## Task to complete
From the listing below, pull each line that includes "radiation".

## Data for the task
— BEGIN —

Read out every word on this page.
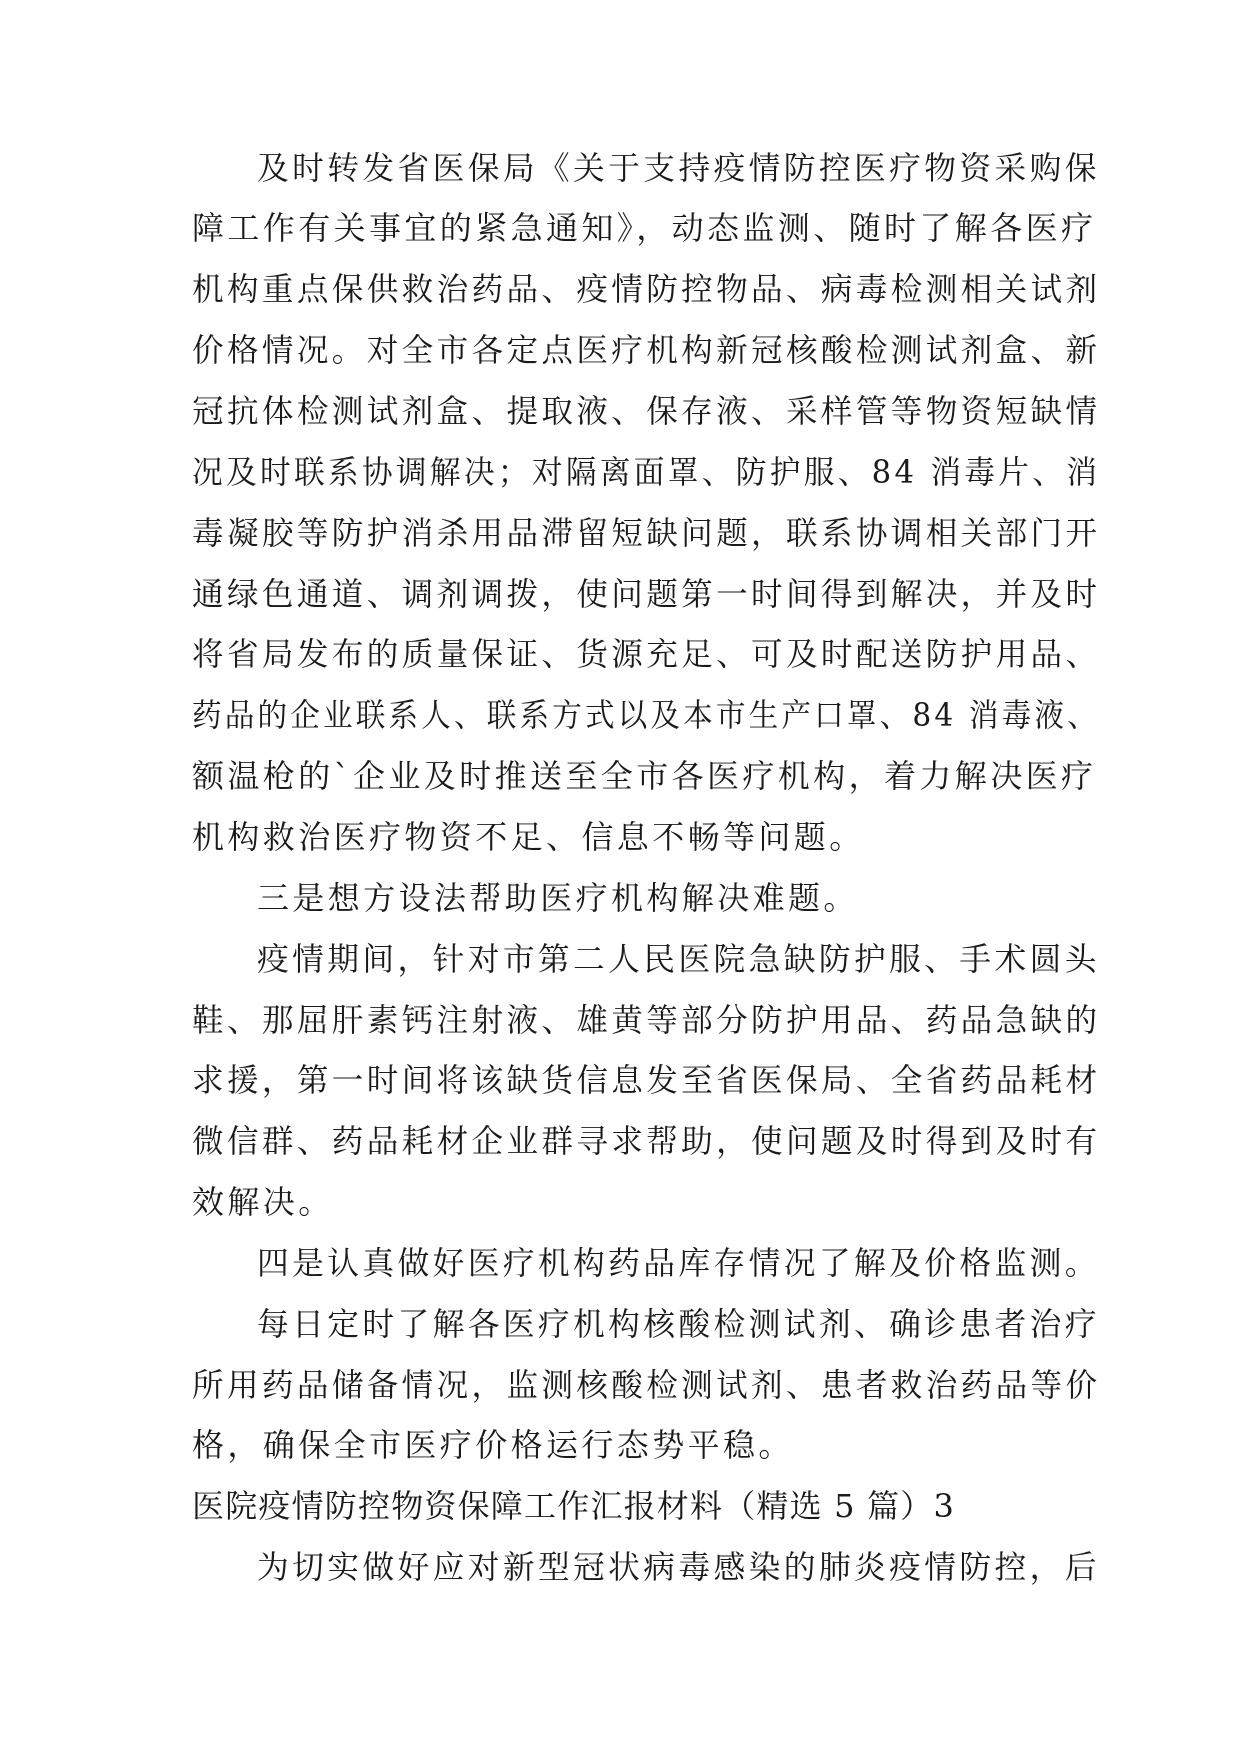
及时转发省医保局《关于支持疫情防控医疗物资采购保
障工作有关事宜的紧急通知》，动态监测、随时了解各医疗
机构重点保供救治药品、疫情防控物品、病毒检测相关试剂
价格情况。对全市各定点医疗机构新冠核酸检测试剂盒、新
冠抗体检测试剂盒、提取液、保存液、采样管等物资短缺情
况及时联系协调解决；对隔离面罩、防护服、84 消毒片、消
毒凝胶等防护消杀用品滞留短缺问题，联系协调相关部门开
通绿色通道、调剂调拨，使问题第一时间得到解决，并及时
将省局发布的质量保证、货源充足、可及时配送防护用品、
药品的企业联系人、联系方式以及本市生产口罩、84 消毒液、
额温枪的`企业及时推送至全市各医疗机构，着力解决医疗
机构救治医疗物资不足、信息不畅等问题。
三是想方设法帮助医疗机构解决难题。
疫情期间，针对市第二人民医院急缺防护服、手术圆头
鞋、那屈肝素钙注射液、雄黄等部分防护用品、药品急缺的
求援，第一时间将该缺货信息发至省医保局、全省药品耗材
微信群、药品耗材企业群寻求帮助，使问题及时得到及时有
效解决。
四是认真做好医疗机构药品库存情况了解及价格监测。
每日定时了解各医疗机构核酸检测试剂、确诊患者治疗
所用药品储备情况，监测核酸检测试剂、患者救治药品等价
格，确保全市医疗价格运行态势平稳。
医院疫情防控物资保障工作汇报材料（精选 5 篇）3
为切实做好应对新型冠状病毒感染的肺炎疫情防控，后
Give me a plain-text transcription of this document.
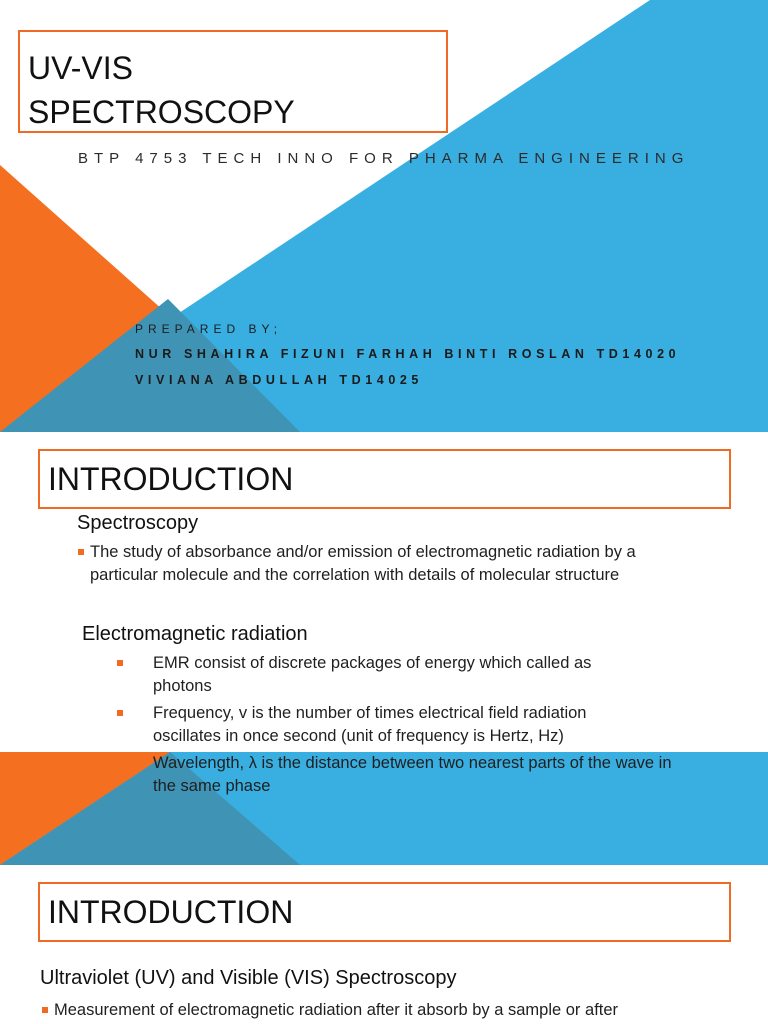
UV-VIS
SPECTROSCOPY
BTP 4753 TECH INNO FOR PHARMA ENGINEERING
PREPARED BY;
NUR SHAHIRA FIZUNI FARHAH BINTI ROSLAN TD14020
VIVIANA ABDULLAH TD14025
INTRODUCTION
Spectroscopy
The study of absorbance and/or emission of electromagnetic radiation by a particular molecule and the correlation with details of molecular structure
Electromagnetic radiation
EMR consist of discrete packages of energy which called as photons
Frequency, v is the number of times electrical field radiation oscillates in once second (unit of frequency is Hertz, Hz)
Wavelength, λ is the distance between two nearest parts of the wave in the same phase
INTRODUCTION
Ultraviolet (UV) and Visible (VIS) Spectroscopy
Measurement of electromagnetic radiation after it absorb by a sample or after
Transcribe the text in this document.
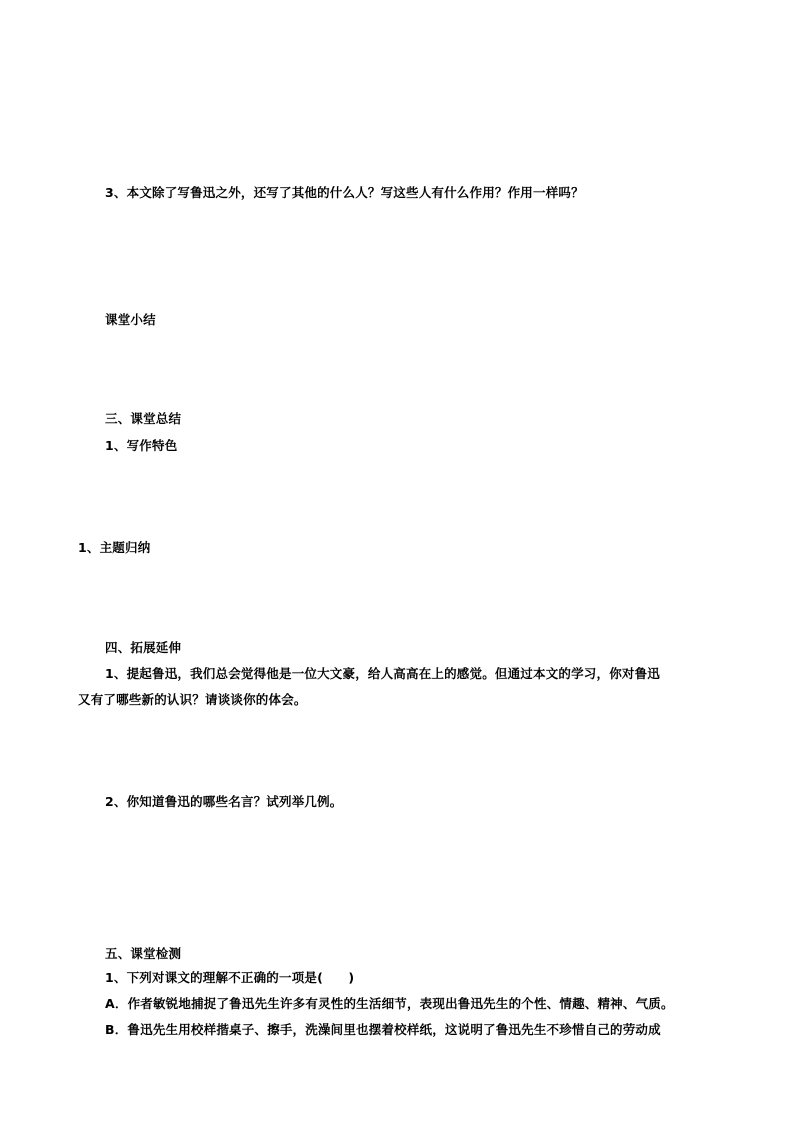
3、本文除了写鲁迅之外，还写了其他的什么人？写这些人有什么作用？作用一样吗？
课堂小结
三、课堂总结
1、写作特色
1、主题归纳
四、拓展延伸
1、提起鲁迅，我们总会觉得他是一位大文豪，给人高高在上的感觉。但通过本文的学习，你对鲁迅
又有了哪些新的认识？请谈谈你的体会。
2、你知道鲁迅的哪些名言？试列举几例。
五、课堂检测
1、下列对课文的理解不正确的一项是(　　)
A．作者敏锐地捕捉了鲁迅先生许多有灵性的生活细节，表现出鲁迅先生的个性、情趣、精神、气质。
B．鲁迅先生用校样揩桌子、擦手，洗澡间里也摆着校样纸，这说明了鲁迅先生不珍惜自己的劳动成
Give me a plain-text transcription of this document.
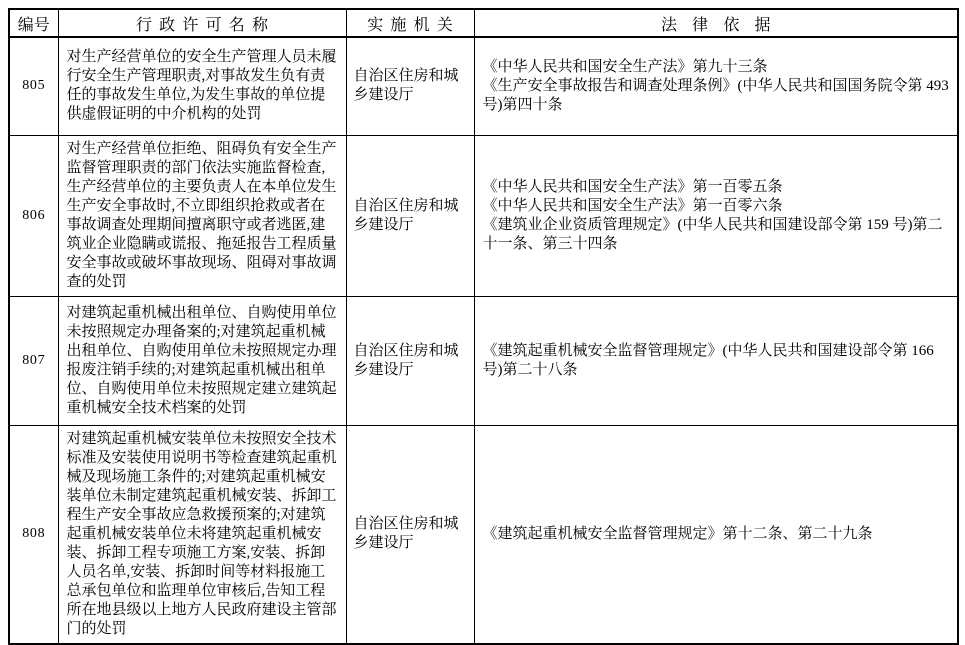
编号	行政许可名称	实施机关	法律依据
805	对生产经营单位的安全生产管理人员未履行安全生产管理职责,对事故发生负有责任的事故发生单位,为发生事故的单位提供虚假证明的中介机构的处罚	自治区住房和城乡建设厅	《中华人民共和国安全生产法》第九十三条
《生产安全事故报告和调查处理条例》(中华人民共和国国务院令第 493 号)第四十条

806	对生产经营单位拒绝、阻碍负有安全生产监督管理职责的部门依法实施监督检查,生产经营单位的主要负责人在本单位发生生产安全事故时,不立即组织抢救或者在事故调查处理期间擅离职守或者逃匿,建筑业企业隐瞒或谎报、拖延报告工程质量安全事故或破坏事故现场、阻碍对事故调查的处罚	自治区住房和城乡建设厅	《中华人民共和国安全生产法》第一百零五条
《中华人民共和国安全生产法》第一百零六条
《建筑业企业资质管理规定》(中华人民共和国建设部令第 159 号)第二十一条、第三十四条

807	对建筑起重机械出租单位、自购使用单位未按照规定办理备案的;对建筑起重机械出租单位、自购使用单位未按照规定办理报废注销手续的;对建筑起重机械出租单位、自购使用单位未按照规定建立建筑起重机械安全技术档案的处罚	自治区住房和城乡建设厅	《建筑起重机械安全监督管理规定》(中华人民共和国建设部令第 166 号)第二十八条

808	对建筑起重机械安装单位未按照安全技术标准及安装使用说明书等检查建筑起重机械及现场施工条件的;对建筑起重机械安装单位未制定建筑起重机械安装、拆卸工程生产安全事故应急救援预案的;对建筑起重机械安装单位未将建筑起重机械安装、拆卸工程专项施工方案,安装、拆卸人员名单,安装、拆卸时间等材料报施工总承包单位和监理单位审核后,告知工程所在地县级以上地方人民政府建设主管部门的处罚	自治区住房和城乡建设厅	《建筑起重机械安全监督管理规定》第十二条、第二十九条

— END —

## Written reply
The study of absorbance and/or emission of electromagnetic radiation by a particular molecule and the correlation with details of molecular structure
Electromagnetic radiation
Frequency, v is the number of times electrical field radiation oscillates in once second (unit of frequency is Hertz, Hz)
Measurement of electromagnetic radiation after it absorb by a sample or after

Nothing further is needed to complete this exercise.